§ REQUIRED TASK
Below are some records. Pull every line that contains the word "title".
-- Begin SUPPLIED DATA --
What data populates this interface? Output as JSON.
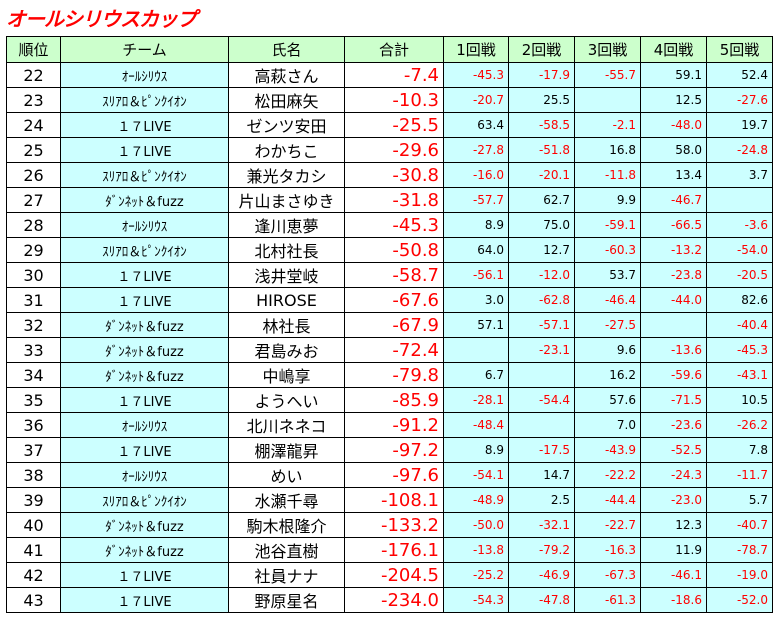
{
  "header": {
    "title": "オールシリウスカップ"
  },
  "table": {
    "columns": [
      "順位",
      "チーム",
      "氏名",
      "合計",
      "1回戦",
      "2回戦",
      "3回戦",
      "4回戦",
      "5回戦"
    ],
    "rows": [
      [
        "22",
        "ｵｰﾙｼﾘｳｽ",
        "高萩さん",
        "-7.4",
        "-45.3",
        "-17.9",
        "-55.7",
        "59.1",
        "52.4"
      ],
      [
        "23",
        "ｽﾘｱﾛ＆ﾋﾟﾝｸｲｵﾝ",
        "松田麻矢",
        "-10.3",
        "-20.7",
        "25.5",
        null,
        "12.5",
        "-27.6"
      ],
      [
        "24",
        "１７LIVE",
        "ゼンツ安田",
        "-25.5",
        "63.4",
        "-58.5",
        "-2.1",
        "-48.0",
        "19.7"
      ],
      [
        "25",
        "１７LIVE",
        "わかちこ",
        "-29.6",
        "-27.8",
        "-51.8",
        "16.8",
        "58.0",
        "-24.8"
      ],
      [
        "26",
        "ｽﾘｱﾛ＆ﾋﾟﾝｸｲｵﾝ",
        "兼光タカシ",
        "-30.8",
        "-16.0",
        "-20.1",
        "-11.8",
        "13.4",
        "3.7"
      ],
      [
        "27",
        "ﾀﾞﾝﾈｯﾄ＆fuzz",
        "片山まさゆき",
        "-31.8",
        "-57.7",
        "62.7",
        "9.9",
        "-46.7",
        null
      ],
      [
        "28",
        "ｵｰﾙｼﾘｳｽ",
        "逢川恵夢",
        "-45.3",
        "8.9",
        "75.0",
        "-59.1",
        "-66.5",
        "-3.6"
      ],
      [
        "29",
        "ｽﾘｱﾛ＆ﾋﾟﾝｸｲｵﾝ",
        "北村社長",
        "-50.8",
        "64.0",
        "12.7",
        "-60.3",
        "-13.2",
        "-54.0"
      ],
      [
        "30",
        "１７LIVE",
        "浅井堂岐",
        "-58.7",
        "-56.1",
        "-12.0",
        "53.7",
        "-23.8",
        "-20.5"
      ],
      [
        "31",
        "１７LIVE",
        "HIROSE",
        "-67.6",
        "3.0",
        "-62.8",
        "-46.4",
        "-44.0",
        "82.6"
      ],
      [
        "32",
        "ﾀﾞﾝﾈｯﾄ＆fuzz",
        "林社長",
        "-67.9",
        "57.1",
        "-57.1",
        "-27.5",
        null,
        "-40.4"
      ],
      [
        "33",
        "ﾀﾞﾝﾈｯﾄ＆fuzz",
        "君島みお",
        "-72.4",
        null,
        "-23.1",
        "9.6",
        "-13.6",
        "-45.3"
      ],
      [
        "34",
        "ﾀﾞﾝﾈｯﾄ＆fuzz",
        "中嶋享",
        "-79.8",
        "6.7",
        null,
        "16.2",
        "-59.6",
        "-43.1"
      ],
      [
        "35",
        "１７LIVE",
        "ようへい",
        "-85.9",
        "-28.1",
        "-54.4",
        "57.6",
        "-71.5",
        "10.5"
      ],
      [
        "36",
        "ｵｰﾙｼﾘｳｽ",
        "北川ネネコ",
        "-91.2",
        "-48.4",
        null,
        "7.0",
        "-23.6",
        "-26.2"
      ],
      [
        "37",
        "１７LIVE",
        "棚澤龍昇",
        "-97.2",
        "8.9",
        "-17.5",
        "-43.9",
        "-52.5",
        "7.8"
      ],
      [
        "38",
        "ｵｰﾙｼﾘｳｽ",
        "めい",
        "-97.6",
        "-54.1",
        "14.7",
        "-22.2",
        "-24.3",
        "-11.7"
      ],
      [
        "39",
        "ｽﾘｱﾛ＆ﾋﾟﾝｸｲｵﾝ",
        "水瀬千尋",
        "-108.1",
        "-48.9",
        "2.5",
        "-44.4",
        "-23.0",
        "5.7"
      ],
      [
        "40",
        "ﾀﾞﾝﾈｯﾄ＆fuzz",
        "駒木根隆介",
        "-133.2",
        "-50.0",
        "-32.1",
        "-22.7",
        "12.3",
        "-40.7"
      ],
      [
        "41",
        "ﾀﾞﾝﾈｯﾄ＆fuzz",
        "池谷直樹",
        "-176.1",
        "-13.8",
        "-79.2",
        "-16.3",
        "11.9",
        "-78.7"
      ],
      [
        "42",
        "１７LIVE",
        "社員ナナ",
        "-204.5",
        "-25.2",
        "-46.9",
        "-67.3",
        "-46.1",
        "-19.0"
      ],
      [
        "43",
        "１７LIVE",
        "野原星名",
        "-234.0",
        "-54.3",
        "-47.8",
        "-61.3",
        "-18.6",
        "-52.0"
      ]
    ]
  }
}
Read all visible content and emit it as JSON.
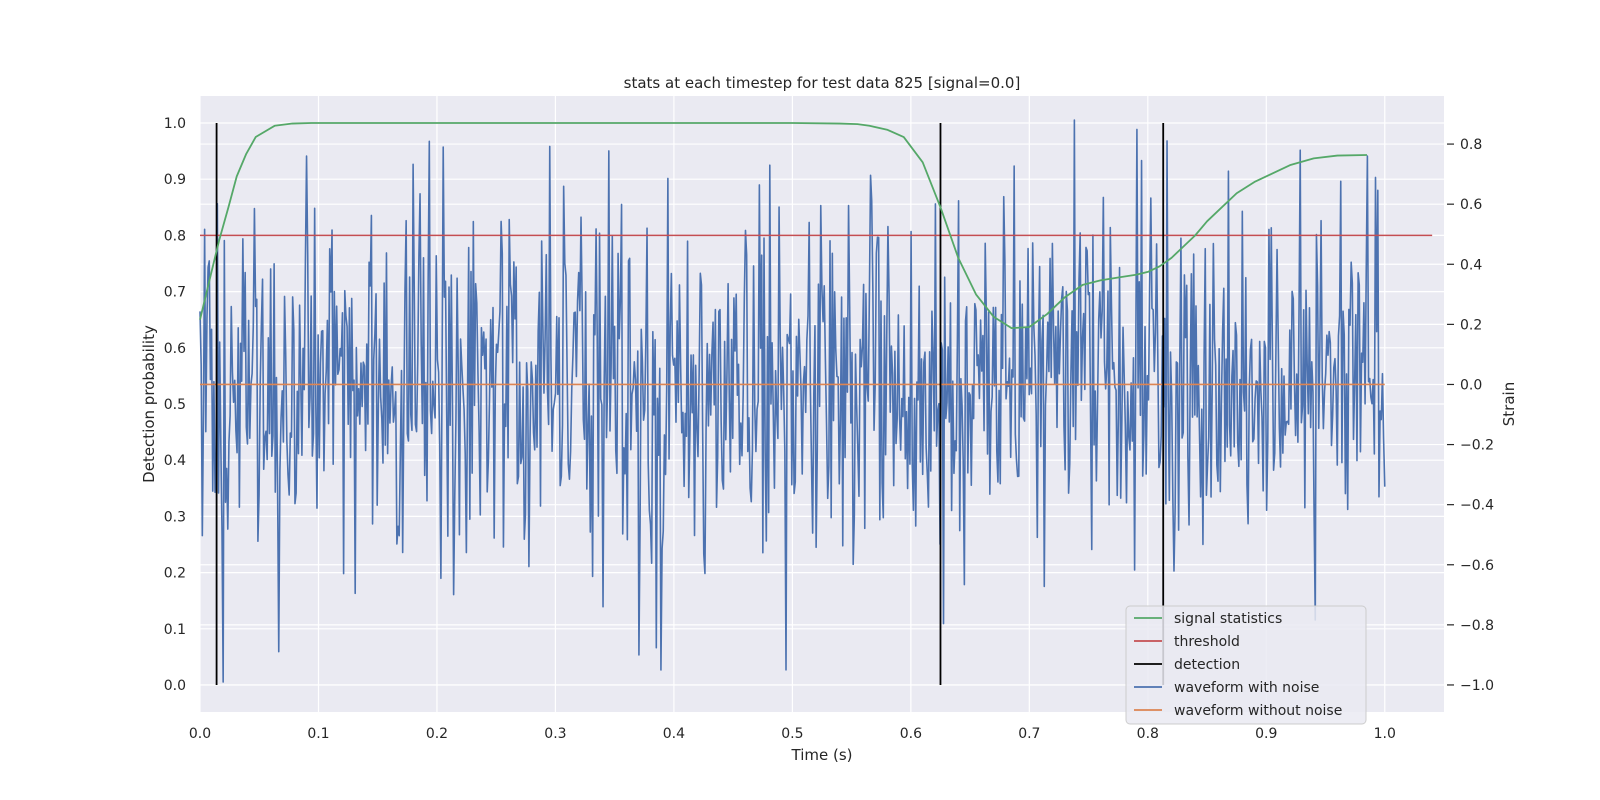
{
  "chart_data": {
    "type": "line",
    "title": "stats at each timestep for test data 825 [signal=0.0]",
    "xlabel": "Time (s)",
    "ylabel_left": "Detection probability",
    "ylabel_right": "Strain",
    "xlim": [
      0.0,
      1.05
    ],
    "ylim_left": [
      -0.048,
      1.048
    ],
    "ylim_right": [
      -1.09,
      0.96
    ],
    "x_ticks": [
      "0.0",
      "0.1",
      "0.2",
      "0.3",
      "0.4",
      "0.5",
      "0.6",
      "0.7",
      "0.8",
      "0.9",
      "1.0"
    ],
    "y_ticks_left": [
      "0.0",
      "0.1",
      "0.2",
      "0.3",
      "0.4",
      "0.5",
      "0.6",
      "0.7",
      "0.8",
      "0.9",
      "1.0"
    ],
    "y_ticks_right": [
      "−1.0",
      "−0.8",
      "−0.6",
      "−0.4",
      "−0.2",
      "0.0",
      "0.2",
      "0.4",
      "0.6",
      "0.8"
    ],
    "grid": true,
    "legend_position": "lower-right",
    "colors": {
      "signal_statistics": "#55a868",
      "threshold": "#c44e52",
      "detection": "#000000",
      "waveform_noise": "#4c72b0",
      "waveform_clean": "#dd8452",
      "plot_bg": "#eaeaf2",
      "grid": "#ffffff"
    },
    "series": [
      {
        "name": "signal statistics",
        "axis": "left",
        "x": [
          0.0,
          0.008,
          0.016,
          0.024,
          0.031,
          0.039,
          0.047,
          0.063,
          0.078,
          0.094,
          0.125,
          0.2,
          0.3,
          0.4,
          0.5,
          0.54,
          0.555,
          0.565,
          0.58,
          0.594,
          0.61,
          0.625,
          0.64,
          0.655,
          0.67,
          0.685,
          0.7,
          0.715,
          0.73,
          0.745,
          0.76,
          0.775,
          0.79,
          0.8,
          0.81,
          0.82,
          0.83,
          0.84,
          0.85,
          0.86,
          0.875,
          0.89,
          0.905,
          0.92,
          0.94,
          0.96,
          0.985
        ],
        "y": [
          0.65,
          0.72,
          0.79,
          0.85,
          0.905,
          0.945,
          0.975,
          0.995,
          0.999,
          1.0,
          1.0,
          1.0,
          1.0,
          1.0,
          1.0,
          0.999,
          0.998,
          0.995,
          0.988,
          0.975,
          0.93,
          0.85,
          0.76,
          0.695,
          0.655,
          0.635,
          0.637,
          0.66,
          0.69,
          0.712,
          0.72,
          0.725,
          0.73,
          0.735,
          0.745,
          0.76,
          0.78,
          0.8,
          0.825,
          0.845,
          0.875,
          0.895,
          0.91,
          0.925,
          0.937,
          0.942,
          0.943
        ]
      },
      {
        "name": "threshold",
        "axis": "left",
        "x": [
          0.0,
          1.04
        ],
        "y": [
          0.8,
          0.8
        ]
      },
      {
        "name": "detection",
        "axis": "left",
        "type": "vlines",
        "x": [
          0.014,
          0.625,
          0.813
        ],
        "ymin": 0.0,
        "ymax": 1.0
      },
      {
        "name": "waveform with noise",
        "axis": "right",
        "x_range": [
          0.0,
          1.0
        ],
        "samples": 1024,
        "seed": 825,
        "amplitude_std": 0.29,
        "extremes": [
          [
            0.02,
            -0.99
          ],
          [
            0.37,
            -0.9
          ],
          [
            0.738,
            0.88
          ],
          [
            0.09,
            0.76
          ],
          [
            0.205,
            0.79
          ],
          [
            0.985,
            0.76
          ]
        ]
      },
      {
        "name": "waveform without noise",
        "axis": "right",
        "x": [
          0.0,
          1.0
        ],
        "y": [
          0.0,
          0.0
        ]
      }
    ]
  }
}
-- End SUPPLIED DATA --
§ COMPLETED EXERCISE
    "title": "オールシリウスカップ"
    "title": "stats at each timestep for test data 825 [signal=0.0]",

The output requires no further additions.